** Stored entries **
[start]
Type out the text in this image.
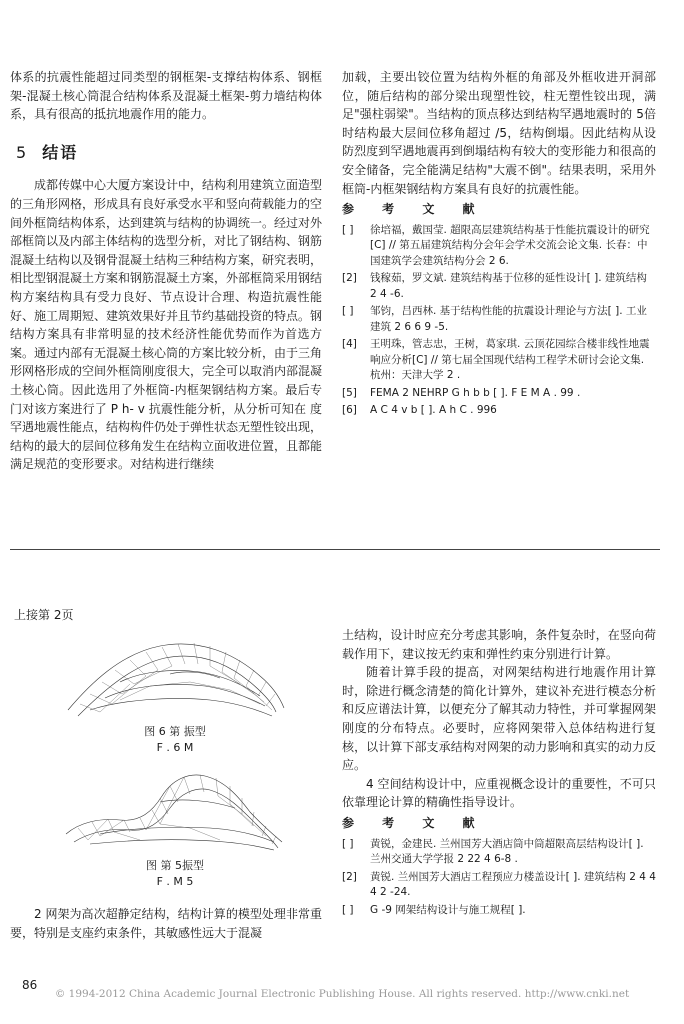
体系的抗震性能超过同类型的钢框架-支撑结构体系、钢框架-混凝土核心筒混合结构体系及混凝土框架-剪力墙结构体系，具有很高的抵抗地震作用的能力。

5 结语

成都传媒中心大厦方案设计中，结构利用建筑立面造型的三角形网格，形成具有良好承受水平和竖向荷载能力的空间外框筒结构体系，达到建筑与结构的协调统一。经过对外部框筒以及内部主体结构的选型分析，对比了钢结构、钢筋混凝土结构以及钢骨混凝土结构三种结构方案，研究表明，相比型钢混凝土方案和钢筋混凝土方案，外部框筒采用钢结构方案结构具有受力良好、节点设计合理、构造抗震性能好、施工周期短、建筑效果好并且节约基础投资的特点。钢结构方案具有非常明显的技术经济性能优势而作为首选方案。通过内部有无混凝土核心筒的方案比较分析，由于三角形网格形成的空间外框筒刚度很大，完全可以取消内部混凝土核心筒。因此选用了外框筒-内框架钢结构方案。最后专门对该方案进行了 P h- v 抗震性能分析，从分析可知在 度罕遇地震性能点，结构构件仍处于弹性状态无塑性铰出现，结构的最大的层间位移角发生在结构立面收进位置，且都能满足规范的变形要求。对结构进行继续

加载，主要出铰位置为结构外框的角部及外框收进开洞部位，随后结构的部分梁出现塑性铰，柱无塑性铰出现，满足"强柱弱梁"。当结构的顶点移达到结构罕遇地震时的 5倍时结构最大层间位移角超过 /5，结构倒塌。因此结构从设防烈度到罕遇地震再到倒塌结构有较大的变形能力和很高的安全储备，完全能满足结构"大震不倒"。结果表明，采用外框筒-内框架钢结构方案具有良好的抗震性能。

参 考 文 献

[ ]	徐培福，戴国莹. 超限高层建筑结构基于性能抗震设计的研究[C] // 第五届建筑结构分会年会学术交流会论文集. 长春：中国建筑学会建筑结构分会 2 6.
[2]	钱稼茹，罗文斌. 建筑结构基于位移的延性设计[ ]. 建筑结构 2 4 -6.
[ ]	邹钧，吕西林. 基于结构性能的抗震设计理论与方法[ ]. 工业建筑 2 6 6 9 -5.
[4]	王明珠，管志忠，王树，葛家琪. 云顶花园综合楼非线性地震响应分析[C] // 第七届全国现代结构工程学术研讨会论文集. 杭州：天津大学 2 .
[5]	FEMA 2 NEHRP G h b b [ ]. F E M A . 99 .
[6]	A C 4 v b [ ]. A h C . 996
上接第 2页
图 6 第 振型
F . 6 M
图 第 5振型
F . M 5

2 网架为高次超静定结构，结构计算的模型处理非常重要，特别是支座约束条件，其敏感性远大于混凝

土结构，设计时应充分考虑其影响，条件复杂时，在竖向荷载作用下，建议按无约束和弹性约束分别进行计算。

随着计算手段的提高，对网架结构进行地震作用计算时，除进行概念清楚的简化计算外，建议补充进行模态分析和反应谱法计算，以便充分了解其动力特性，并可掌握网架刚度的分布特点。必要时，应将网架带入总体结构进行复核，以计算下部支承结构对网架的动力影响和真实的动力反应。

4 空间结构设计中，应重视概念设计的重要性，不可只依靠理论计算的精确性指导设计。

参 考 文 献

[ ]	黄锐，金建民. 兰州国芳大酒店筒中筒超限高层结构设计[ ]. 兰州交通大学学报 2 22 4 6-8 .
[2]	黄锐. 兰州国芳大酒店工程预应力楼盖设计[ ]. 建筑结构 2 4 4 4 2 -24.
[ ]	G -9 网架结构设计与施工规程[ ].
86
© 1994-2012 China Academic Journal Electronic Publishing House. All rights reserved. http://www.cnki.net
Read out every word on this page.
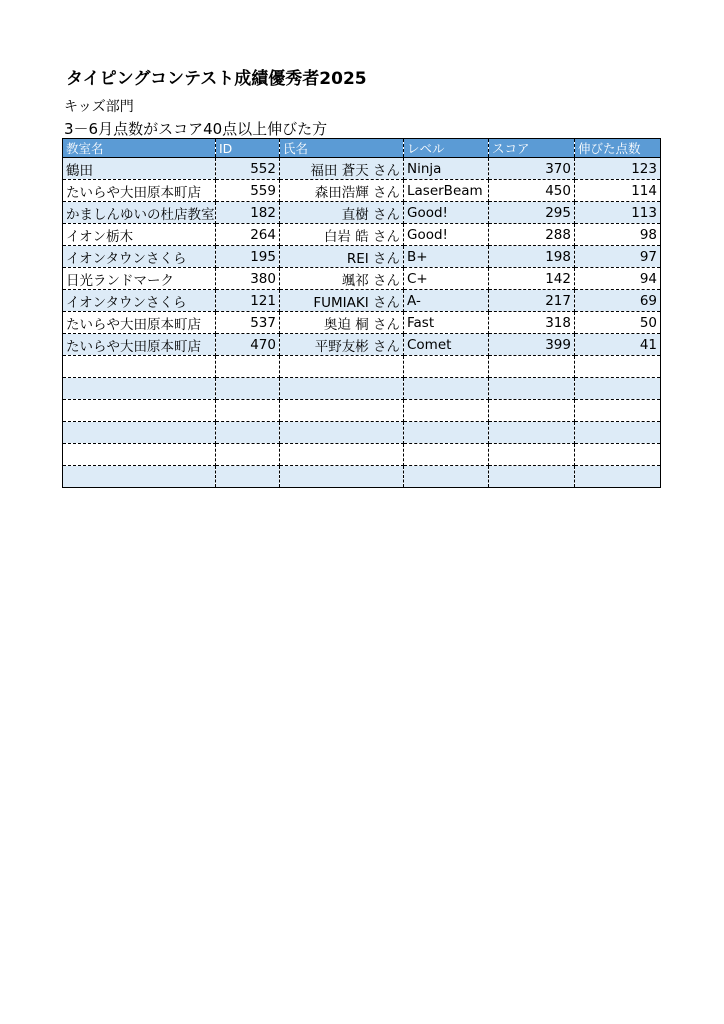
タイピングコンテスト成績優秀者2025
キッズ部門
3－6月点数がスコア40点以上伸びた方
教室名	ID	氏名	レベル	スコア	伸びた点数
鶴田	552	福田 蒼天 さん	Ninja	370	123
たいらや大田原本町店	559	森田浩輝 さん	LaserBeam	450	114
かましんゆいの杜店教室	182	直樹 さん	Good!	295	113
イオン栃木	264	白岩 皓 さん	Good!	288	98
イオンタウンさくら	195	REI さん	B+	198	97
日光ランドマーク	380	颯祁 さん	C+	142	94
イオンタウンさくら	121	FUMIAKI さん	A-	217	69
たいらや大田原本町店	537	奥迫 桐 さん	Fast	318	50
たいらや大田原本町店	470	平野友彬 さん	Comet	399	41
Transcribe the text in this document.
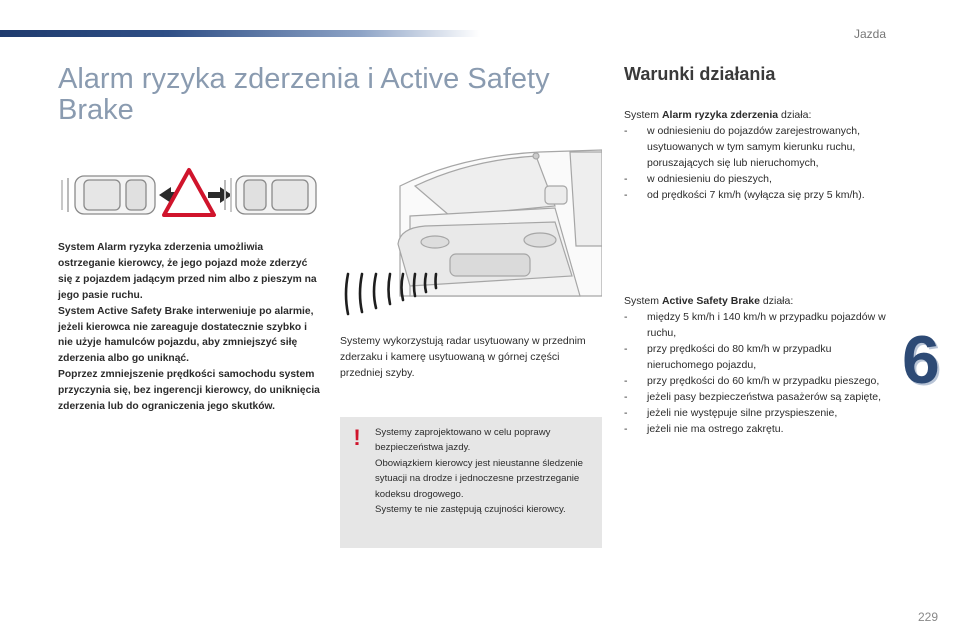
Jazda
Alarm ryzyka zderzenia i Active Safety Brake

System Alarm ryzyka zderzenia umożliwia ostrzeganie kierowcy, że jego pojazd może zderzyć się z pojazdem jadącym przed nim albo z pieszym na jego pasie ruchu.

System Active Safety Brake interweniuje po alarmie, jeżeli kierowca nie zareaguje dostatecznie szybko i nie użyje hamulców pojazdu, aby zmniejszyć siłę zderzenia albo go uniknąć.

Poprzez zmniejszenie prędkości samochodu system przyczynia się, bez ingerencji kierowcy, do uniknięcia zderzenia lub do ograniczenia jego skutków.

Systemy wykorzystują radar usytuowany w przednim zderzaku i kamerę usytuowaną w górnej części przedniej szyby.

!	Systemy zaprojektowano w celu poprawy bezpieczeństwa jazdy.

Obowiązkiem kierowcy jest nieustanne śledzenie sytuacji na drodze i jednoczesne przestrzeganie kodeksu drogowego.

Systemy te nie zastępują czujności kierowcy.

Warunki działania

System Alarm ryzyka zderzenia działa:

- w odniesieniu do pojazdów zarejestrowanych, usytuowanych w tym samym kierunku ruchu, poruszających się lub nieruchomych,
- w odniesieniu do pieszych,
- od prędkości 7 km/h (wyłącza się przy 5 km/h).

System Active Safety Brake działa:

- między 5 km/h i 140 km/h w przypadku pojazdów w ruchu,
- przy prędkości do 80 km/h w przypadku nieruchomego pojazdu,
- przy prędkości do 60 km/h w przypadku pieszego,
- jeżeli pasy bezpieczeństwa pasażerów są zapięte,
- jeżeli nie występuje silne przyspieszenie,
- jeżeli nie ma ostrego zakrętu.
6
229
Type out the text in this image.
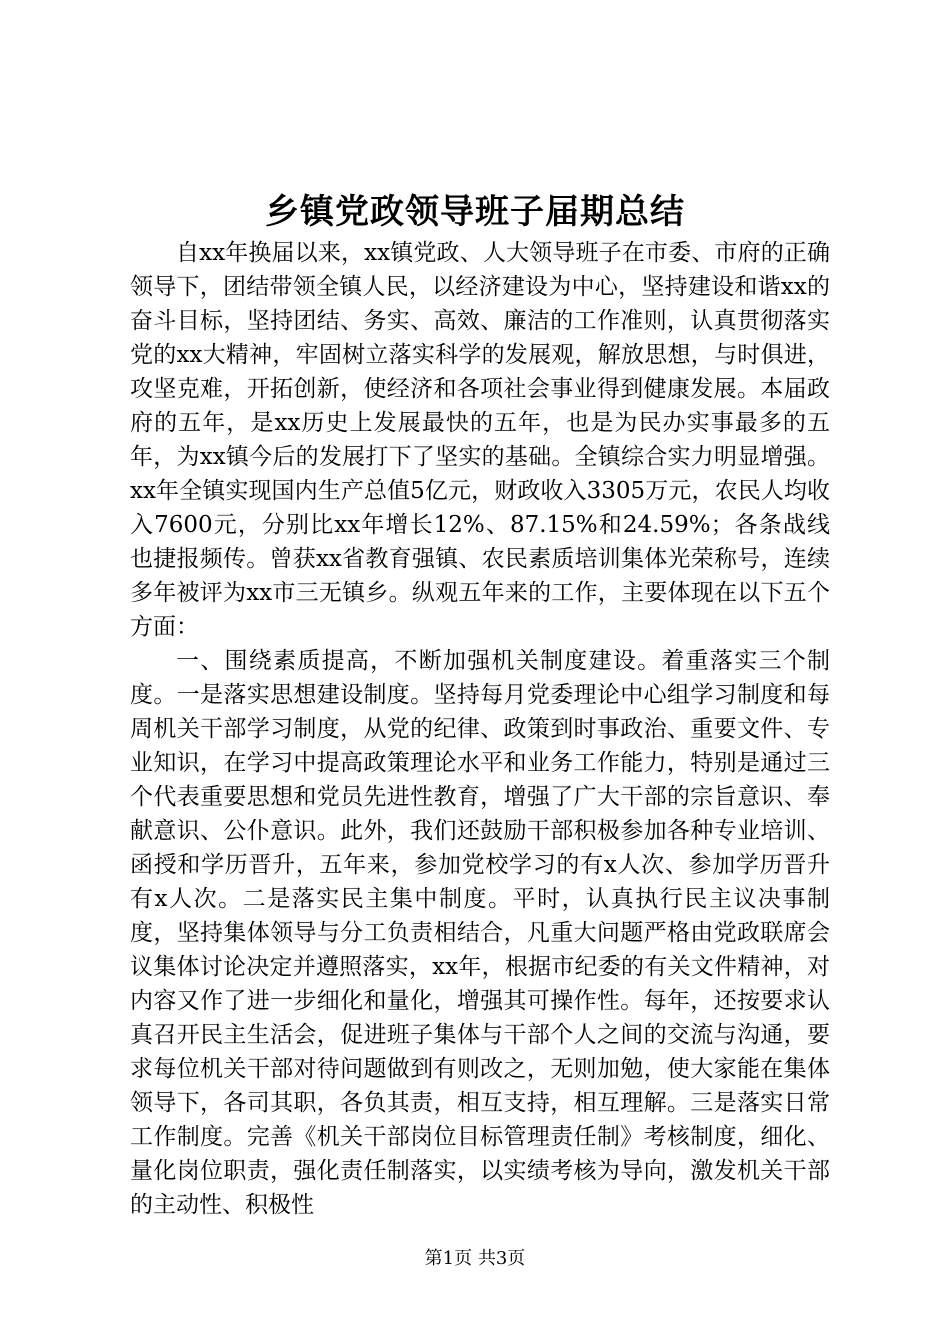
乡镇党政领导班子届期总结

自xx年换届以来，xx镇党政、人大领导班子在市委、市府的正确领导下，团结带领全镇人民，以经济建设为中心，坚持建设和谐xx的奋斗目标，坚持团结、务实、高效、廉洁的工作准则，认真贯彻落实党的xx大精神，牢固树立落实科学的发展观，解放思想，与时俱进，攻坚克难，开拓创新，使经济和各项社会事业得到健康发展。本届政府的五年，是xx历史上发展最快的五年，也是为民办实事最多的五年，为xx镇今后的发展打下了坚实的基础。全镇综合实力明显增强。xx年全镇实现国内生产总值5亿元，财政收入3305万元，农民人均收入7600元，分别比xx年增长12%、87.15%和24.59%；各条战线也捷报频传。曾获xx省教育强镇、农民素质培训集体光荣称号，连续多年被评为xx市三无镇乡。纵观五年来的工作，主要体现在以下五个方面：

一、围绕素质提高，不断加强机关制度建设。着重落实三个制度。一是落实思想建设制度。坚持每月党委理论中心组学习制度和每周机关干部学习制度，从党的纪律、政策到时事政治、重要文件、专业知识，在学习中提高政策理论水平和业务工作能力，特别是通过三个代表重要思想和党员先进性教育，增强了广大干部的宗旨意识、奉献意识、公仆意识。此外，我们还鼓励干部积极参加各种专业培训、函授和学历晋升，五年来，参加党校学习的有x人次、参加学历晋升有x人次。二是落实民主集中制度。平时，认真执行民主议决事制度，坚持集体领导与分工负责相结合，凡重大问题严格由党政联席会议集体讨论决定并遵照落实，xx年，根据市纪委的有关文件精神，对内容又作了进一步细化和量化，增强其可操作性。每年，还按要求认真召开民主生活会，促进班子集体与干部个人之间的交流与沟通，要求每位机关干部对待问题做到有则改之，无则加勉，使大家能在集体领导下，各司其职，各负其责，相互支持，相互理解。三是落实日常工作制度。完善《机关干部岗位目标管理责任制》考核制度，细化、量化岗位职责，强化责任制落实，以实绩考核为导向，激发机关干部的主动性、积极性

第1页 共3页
[end]
** Objective **
Search the data for the string "jeżeli". List each line that has it.

** Exercise answer **
System Active Safety Brake interweniuje po alarmie, jeżeli kierowca nie zareaguje dostatecznie szybko i nie użyje hamulców pojazdu, aby zmniejszyć siłę zderzenia albo go uniknąć.
- jeżeli pasy bezpieczeństwa pasażerów są zapięte,
- jeżeli nie występuje silne przyspieszenie,
- jeżeli nie ma ostrego zakrętu.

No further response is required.